You bring up another good point about CP. No one can see it and therefore they think it's not real. If I only had a penny for every time someone would look at me like I was crazy for parking in the handicap space.

I'm so thankful for my SSDI as that is the one thing that gets me through this horrible time and I know that someone believes me. What a relief!!

I realize that there are many people who are much worse off than I am. However it's still hard to deal with on a daily basis.

I think this is a good thread as we all have feelings and its good to express them.

Kathi49
10-22-2007, 09:19 AM
Mark,

I will just echo what Dynan said. :)

jane2
10-22-2007, 09:41 AM
If I'm feeling well the pain doesn't seem very real and I think that maybe I could just walk out the door and go someplace and I know I can't. I don't think much about doing big things like going back to my life as that would get me depressed once I start remembering how I can't do it. But pain is a funny thing, as when it's gone, it's very hard to remember how bad it really was. So I do kind of imagine that I can do a lot more during the day.. may end up having to do more than I really should, because I'm always behind, barely functioning at all that I get flared rather quickly so there goes that fantasy.

The body plays strange tricks on you. It's probably adaptive not to remember pain. If women remembered childbirth they probably wouldn't do it again. You can remember that something was painful, but I don't remember the pain in the visceral sense of really feeling it and therefore it seems sort of unreal. Like it wasn't really so bad, but of course it is so bad.

Mark N
10-22-2007, 09:44 AM
Kathi, Lisa, and Tamiloo, thanks for responding. It is interesting to see how others have dealt with their disability. I am glad that I never had to go through the anger and depression of CP because I can see how easy it would be to be angry and depressed.

= = = = =

* Task goal: Please list every date-and-time stamp that appears in the forum thread.

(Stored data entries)
= = = = =

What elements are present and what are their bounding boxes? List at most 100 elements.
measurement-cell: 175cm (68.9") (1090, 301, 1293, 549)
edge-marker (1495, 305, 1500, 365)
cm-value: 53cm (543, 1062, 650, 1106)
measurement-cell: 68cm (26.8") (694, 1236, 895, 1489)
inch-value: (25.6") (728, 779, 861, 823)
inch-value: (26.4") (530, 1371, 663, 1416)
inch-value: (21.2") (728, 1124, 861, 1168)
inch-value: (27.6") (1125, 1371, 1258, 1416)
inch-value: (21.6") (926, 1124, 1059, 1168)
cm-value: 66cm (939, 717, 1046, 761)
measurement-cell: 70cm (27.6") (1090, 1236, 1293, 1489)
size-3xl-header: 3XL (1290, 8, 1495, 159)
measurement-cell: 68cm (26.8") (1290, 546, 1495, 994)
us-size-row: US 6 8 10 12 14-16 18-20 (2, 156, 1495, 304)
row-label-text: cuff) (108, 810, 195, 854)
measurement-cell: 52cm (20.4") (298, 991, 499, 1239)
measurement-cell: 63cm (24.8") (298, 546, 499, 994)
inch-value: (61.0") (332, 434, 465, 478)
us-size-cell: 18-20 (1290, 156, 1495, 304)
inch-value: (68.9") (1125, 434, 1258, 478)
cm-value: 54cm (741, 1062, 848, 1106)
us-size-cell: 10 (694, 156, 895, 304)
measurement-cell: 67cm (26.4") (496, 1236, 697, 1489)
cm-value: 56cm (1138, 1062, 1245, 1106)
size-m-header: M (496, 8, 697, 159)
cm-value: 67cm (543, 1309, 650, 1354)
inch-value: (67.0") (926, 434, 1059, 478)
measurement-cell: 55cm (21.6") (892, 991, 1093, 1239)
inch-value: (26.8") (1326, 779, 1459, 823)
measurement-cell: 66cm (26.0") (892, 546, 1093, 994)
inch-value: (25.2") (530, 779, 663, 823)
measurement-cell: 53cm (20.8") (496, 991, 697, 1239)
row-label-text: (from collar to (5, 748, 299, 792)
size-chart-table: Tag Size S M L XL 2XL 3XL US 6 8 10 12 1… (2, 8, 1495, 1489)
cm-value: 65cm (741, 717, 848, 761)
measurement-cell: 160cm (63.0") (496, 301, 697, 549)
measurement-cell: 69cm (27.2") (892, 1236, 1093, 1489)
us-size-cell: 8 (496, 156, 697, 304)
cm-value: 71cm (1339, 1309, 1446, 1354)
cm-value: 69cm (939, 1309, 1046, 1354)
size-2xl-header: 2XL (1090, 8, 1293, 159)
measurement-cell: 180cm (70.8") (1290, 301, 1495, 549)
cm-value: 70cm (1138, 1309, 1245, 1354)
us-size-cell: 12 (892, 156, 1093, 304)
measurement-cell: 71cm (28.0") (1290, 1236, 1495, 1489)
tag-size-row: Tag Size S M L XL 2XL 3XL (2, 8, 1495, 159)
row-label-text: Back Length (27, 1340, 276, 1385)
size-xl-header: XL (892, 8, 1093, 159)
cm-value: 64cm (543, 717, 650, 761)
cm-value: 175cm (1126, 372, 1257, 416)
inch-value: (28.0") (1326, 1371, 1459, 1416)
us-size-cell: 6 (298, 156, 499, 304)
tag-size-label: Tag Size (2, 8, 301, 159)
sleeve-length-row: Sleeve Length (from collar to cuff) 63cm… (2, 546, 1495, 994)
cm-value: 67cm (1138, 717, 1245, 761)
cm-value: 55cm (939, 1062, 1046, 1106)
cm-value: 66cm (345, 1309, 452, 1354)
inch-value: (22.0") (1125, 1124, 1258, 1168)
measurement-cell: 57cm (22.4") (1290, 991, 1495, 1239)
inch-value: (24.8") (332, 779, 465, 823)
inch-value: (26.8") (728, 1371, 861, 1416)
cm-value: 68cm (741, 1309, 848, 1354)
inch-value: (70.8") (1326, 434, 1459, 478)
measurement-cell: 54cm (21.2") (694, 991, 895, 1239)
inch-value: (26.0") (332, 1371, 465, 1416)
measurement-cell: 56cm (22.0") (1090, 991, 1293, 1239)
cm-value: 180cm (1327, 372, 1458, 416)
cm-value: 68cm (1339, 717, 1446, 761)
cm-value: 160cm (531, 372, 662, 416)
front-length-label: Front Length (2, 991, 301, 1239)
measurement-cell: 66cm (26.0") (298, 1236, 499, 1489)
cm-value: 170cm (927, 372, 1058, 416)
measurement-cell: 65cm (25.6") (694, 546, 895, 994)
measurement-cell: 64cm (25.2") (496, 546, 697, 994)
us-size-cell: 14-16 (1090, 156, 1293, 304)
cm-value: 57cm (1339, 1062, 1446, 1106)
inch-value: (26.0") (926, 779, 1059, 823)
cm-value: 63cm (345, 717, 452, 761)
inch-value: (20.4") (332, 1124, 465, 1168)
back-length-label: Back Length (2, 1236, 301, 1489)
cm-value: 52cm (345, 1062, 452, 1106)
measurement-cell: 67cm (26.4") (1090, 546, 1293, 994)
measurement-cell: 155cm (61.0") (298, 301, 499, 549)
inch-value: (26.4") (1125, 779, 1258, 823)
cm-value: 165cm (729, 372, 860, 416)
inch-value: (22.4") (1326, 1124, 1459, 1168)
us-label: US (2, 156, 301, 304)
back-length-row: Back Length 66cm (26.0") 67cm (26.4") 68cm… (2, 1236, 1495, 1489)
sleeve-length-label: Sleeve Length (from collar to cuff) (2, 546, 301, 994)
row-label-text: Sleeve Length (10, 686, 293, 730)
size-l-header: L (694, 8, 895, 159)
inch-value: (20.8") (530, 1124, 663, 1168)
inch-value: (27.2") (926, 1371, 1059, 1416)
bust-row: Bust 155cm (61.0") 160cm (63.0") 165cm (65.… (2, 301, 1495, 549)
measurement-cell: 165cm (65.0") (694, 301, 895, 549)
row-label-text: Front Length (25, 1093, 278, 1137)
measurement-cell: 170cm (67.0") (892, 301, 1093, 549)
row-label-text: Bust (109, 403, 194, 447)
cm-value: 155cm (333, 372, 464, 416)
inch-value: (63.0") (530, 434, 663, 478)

= = = = =

* Response:
10-22-2007, 09:19 AM
10-22-2007, 09:41 AM
10-22-2007, 09:44 AM